++++ Material provided ++++

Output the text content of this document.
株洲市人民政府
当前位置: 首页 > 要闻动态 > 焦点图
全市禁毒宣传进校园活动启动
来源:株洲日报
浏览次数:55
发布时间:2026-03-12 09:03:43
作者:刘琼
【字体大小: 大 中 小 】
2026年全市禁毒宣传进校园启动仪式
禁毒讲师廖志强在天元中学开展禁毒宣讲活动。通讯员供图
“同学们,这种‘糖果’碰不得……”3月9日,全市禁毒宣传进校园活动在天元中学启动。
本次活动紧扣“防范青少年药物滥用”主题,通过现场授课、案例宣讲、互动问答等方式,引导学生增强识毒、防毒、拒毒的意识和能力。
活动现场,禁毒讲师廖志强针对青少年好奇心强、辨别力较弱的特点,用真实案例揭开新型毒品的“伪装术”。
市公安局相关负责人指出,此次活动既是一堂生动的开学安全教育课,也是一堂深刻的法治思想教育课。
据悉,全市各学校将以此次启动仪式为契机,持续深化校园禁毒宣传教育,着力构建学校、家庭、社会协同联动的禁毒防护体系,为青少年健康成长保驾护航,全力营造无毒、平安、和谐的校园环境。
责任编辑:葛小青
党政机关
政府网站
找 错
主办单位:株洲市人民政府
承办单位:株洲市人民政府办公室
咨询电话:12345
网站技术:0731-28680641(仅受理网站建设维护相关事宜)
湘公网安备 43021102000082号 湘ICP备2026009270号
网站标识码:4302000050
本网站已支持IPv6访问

++++
++++ Material provided ++++

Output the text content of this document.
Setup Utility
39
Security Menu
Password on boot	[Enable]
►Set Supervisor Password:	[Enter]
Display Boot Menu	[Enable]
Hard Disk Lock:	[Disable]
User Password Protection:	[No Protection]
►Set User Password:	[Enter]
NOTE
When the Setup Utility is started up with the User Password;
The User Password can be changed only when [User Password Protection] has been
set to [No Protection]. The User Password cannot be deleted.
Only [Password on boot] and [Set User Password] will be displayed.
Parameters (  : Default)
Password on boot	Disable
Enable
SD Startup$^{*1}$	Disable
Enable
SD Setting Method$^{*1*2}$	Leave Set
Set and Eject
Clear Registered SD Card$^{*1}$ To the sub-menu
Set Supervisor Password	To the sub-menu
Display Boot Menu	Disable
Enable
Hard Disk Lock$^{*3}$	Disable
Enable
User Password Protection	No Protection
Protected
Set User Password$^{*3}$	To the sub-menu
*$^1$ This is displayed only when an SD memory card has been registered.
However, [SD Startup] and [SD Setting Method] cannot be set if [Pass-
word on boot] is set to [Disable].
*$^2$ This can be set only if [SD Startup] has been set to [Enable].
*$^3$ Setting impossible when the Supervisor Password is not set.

++++
++++ Material provided ++++

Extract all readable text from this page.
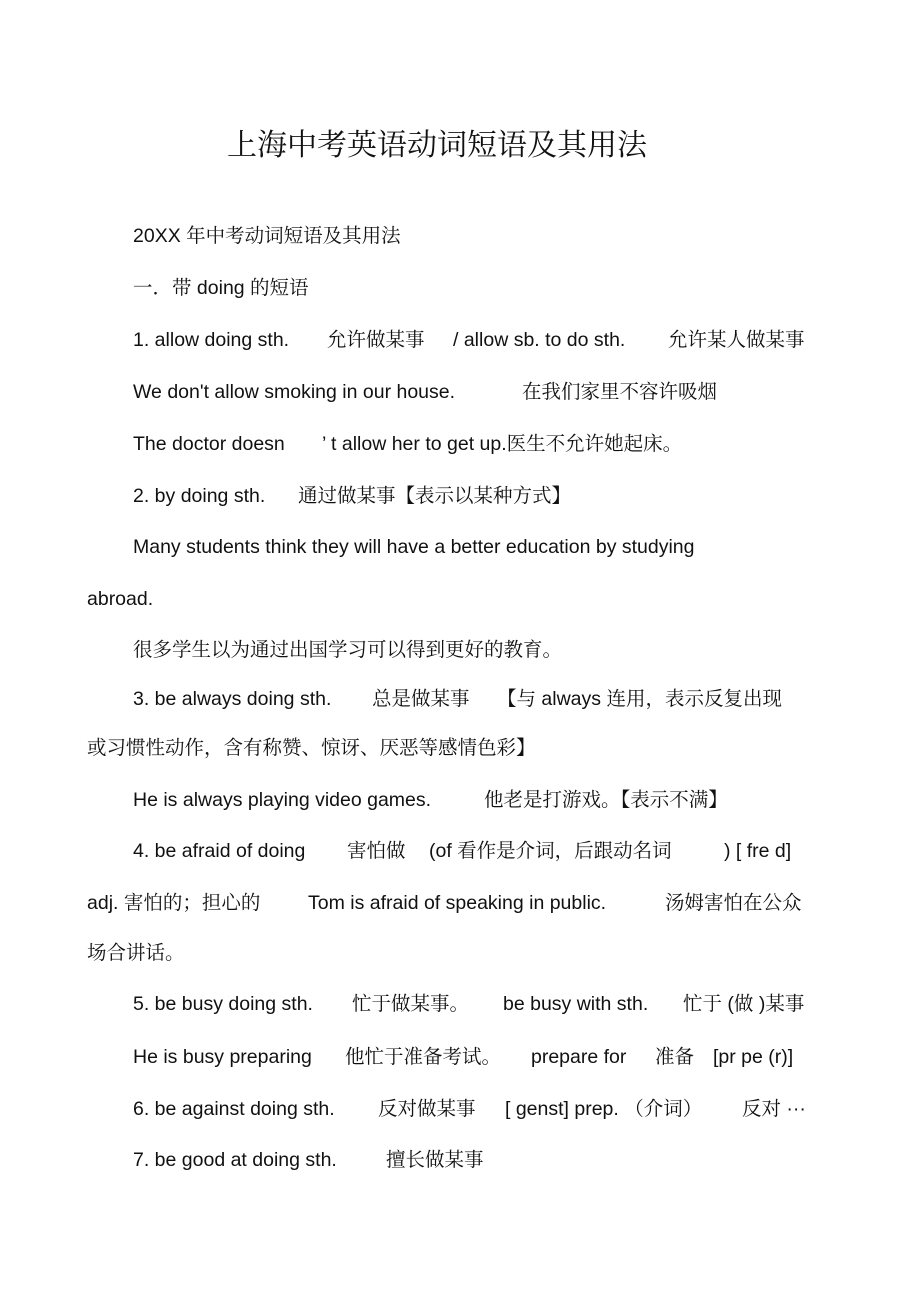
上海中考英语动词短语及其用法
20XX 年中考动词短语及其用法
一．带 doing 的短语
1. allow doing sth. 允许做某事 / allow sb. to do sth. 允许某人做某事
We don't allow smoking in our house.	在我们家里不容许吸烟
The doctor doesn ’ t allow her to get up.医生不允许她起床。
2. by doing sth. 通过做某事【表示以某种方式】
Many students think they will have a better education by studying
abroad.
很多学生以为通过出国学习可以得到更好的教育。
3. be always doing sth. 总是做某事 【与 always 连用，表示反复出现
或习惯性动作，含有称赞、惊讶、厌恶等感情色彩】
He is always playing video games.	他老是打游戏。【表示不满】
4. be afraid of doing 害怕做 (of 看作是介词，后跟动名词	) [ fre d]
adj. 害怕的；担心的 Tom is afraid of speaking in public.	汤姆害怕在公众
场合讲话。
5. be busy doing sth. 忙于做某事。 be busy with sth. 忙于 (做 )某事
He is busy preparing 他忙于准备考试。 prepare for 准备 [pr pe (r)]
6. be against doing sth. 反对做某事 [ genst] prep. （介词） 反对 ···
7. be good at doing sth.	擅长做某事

++++

• [Problem statement]:
Find all lines holding the string "Startup" and copy them.

• [The output]:
SD Startup$^{*1}$	Disable
However, [SD Startup] and [SD Setting Method] cannot be set if [Pass-
*$^2$ This can be set only if [SD Startup] has been set to [Enable].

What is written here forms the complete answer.